**Problem:**
Reproduce the lines of the material exactly, excluding every image.

(Collected data)
------------------------------------------------

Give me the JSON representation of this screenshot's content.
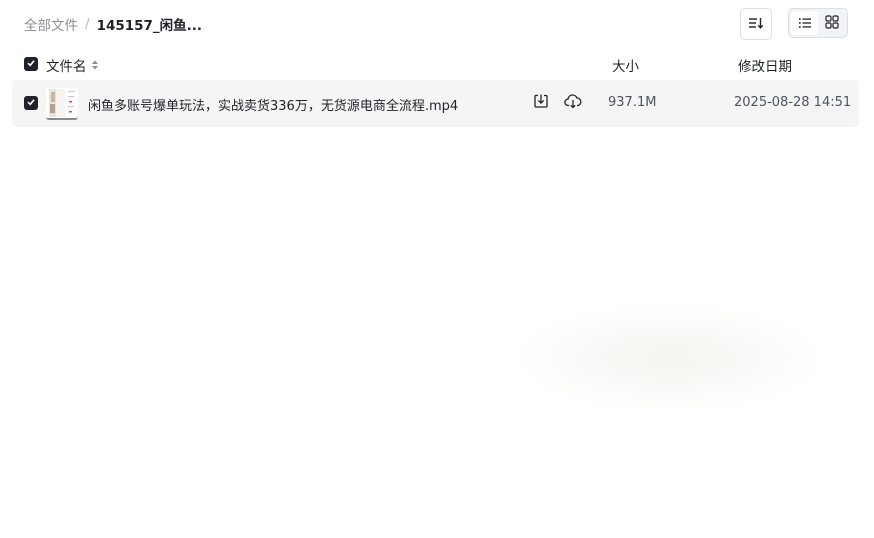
{
  "breadcrumb": {
    "root": "全部文件",
    "separator": "/",
    "current": "145157_闲鱼..."
  },
  "toolbar": {
    "sort_icon": "sort-lines-icon",
    "view_list_icon": "list-view-icon",
    "view_grid_icon": "grid-view-icon",
    "active_view": "list"
  },
  "list": {
    "columns": {
      "name": "文件名",
      "size": "大小",
      "date": "修改日期"
    },
    "header_checked": true,
    "files": [
      {
        "name": "闲鱼多账号爆单玩法，实战卖货336万，无货源电商全流程.mp4",
        "size": "937.1M",
        "modified": "2025-08-28 14:51",
        "checked": true
      }
    ]
  },
  "colors": {
    "text": "#1f2329",
    "muted": "#8a8f99",
    "row_bg": "#f5f5f6",
    "checkbox": "#1f2329"
  }
}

------------------------------------------------

**Worked solution:**
Give me the JSON representation of this screenshot's content.
{
  "breadcrumb": {
    "root": "全部文件",
    "separator": "/",
    "current": "145157_闲鱼..."
  },
  "toolbar": {
    "sort_icon": "sort-lines-icon",
    "view_list_icon": "list-view-icon",
    "view_grid_icon": "grid-view-icon",
    "active_view": "list"
  },
  "list": {
    "columns": {
      "name": "文件名",
      "size": "大小",
      "date": "修改日期"
    },
    "header_checked": true,
    "files": [
      {
        "name": "闲鱼多账号爆单玩法，实战卖货336万，无货源电商全流程.mp4",
        "size": "937.1M",
        "modified": "2025-08-28 14:51",
        "checked": true
      }
    ]
  },
  "colors": {
    "text": "#1f2329",
    "muted": "#8a8f99",
    "row_bg": "#f5f5f6",
    "checkbox": "#1f2329"
  }
}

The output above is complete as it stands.